- WHAT TO DO: Repeat each entry as written, dropping any picture you find.

[Start INFORMATION GIVEN]

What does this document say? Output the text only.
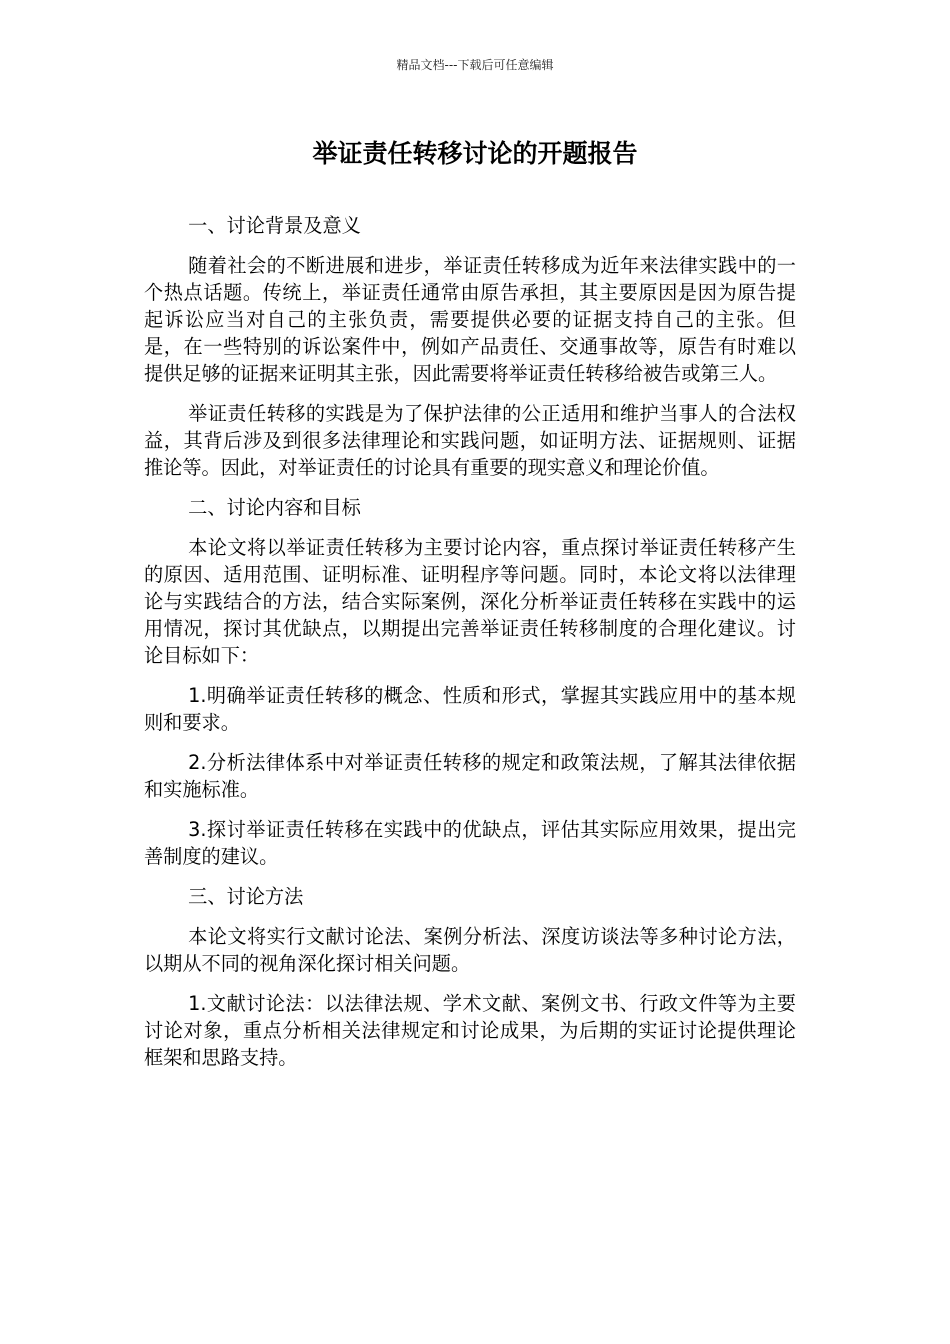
精品文档---下载后可任意编辑
举证责任转移讨论的开题报告

一、讨论背景及意义

随着社会的不断进展和进步，举证责任转移成为近年来法律实践中的一个热点话题。传统上，举证责任通常由原告承担，其主要原因是因为原告提起诉讼应当对自己的主张负责，需要提供必要的证据支持自己的主张。但是，在一些特别的诉讼案件中，例如产品责任、交通事故等，原告有时难以提供足够的证据来证明其主张，因此需要将举证责任转移给被告或第三人。

举证责任转移的实践是为了保护法律的公正适用和维护当事人的合法权益，其背后涉及到很多法律理论和实践问题，如证明方法、证据规则、证据推论等。因此，对举证责任的讨论具有重要的现实意义和理论价值。

二、讨论内容和目标

本论文将以举证责任转移为主要讨论内容，重点探讨举证责任转移产生的原因、适用范围、证明标准、证明程序等问题。同时，本论文将以法律理论与实践结合的方法，结合实际案例，深化分析举证责任转移在实践中的运用情况，探讨其优缺点，以期提出完善举证责任转移制度的合理化建议。讨论目标如下：

1.明确举证责任转移的概念、性质和形式，掌握其实践应用中的基本规则和要求。

2.分析法律体系中对举证责任转移的规定和政策法规，了解其法律依据和实施标准。

3.探讨举证责任转移在实践中的优缺点，评估其实际应用效果，提出完善制度的建议。

三、讨论方法

本论文将实行文献讨论法、案例分析法、深度访谈法等多种讨论方法，以期从不同的视角深化探讨相关问题。

1.文献讨论法：以法律法规、学术文献、案例文书、行政文件等为主要讨论对象，重点分析相关法律规定和讨论成果，为后期的实证讨论提供理论框架和思路支持。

[End INFORMATION GIVEN]

- EXPECTED ANSWER:
What does this document say? Output the text only.
精品文档---下载后可任意编辑
举证责任转移讨论的开题报告

一、讨论背景及意义

随着社会的不断进展和进步，举证责任转移成为近年来法律实践中的一个热点话题。传统上，举证责任通常由原告承担，其主要原因是因为原告提起诉讼应当对自己的主张负责，需要提供必要的证据支持自己的主张。但是，在一些特别的诉讼案件中，例如产品责任、交通事故等，原告有时难以提供足够的证据来证明其主张，因此需要将举证责任转移给被告或第三人。

举证责任转移的实践是为了保护法律的公正适用和维护当事人的合法权益，其背后涉及到很多法律理论和实践问题，如证明方法、证据规则、证据推论等。因此，对举证责任的讨论具有重要的现实意义和理论价值。

二、讨论内容和目标

本论文将以举证责任转移为主要讨论内容，重点探讨举证责任转移产生的原因、适用范围、证明标准、证明程序等问题。同时，本论文将以法律理论与实践结合的方法，结合实际案例，深化分析举证责任转移在实践中的运用情况，探讨其优缺点，以期提出完善举证责任转移制度的合理化建议。讨论目标如下：

1.明确举证责任转移的概念、性质和形式，掌握其实践应用中的基本规则和要求。

2.分析法律体系中对举证责任转移的规定和政策法规，了解其法律依据和实施标准。

3.探讨举证责任转移在实践中的优缺点，评估其实际应用效果，提出完善制度的建议。

三、讨论方法

本论文将实行文献讨论法、案例分析法、深度访谈法等多种讨论方法，以期从不同的视角深化探讨相关问题。

1.文献讨论法：以法律法规、学术文献、案例文书、行政文件等为主要讨论对象，重点分析相关法律规定和讨论成果，为后期的实证讨论提供理论框架和思路支持。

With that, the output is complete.